§ **SET TASK**: Rewrite the records from the beginning through the line containing "12, 92, 27]", replacing "scroll-thumb" with "scroll-handle" and leaving everything else unchanged.

** Start RECORDED INFORMATION **

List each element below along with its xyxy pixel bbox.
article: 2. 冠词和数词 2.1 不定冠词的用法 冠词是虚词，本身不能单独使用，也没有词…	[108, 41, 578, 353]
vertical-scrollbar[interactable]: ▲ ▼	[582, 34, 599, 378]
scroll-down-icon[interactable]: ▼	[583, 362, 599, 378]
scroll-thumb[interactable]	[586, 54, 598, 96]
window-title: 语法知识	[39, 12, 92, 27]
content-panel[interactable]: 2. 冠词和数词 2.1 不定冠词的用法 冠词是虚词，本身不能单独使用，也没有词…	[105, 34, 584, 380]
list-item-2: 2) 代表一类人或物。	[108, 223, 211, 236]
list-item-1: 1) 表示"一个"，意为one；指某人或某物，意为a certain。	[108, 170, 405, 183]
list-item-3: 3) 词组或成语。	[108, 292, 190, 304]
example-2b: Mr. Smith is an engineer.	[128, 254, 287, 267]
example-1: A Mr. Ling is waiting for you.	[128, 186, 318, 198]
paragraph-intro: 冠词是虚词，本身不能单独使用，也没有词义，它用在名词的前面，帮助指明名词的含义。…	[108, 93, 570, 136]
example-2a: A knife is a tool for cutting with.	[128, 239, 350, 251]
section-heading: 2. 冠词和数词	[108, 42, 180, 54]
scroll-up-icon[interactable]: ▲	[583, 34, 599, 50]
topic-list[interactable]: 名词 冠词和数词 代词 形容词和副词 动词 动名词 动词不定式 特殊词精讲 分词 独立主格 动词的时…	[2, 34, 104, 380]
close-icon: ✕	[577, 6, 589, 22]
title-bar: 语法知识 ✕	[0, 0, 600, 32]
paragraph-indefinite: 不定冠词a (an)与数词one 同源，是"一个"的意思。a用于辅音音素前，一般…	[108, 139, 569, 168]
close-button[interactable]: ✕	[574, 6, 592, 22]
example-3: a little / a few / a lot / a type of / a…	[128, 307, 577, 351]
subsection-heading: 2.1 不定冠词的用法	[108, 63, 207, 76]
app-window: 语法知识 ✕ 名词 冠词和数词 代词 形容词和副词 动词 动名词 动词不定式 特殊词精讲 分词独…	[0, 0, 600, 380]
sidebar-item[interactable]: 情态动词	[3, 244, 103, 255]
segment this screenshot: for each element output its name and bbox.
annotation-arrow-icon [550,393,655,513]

** End RECORDED INFORMATION **

§ **COMPLETE OUTPUT**:
List each element below along with its xyxy pixel bbox.
article: 2. 冠词和数词 2.1 不定冠词的用法 冠词是虚词，本身不能单独使用，也没有词…	[108, 41, 578, 353]
vertical-scrollbar[interactable]: ▲ ▼	[582, 34, 599, 378]
scroll-down-icon[interactable]: ▼	[583, 362, 599, 378]
scroll-handle[interactable]	[586, 54, 598, 96]
window-title: 语法知识	[39, 12, 92, 27]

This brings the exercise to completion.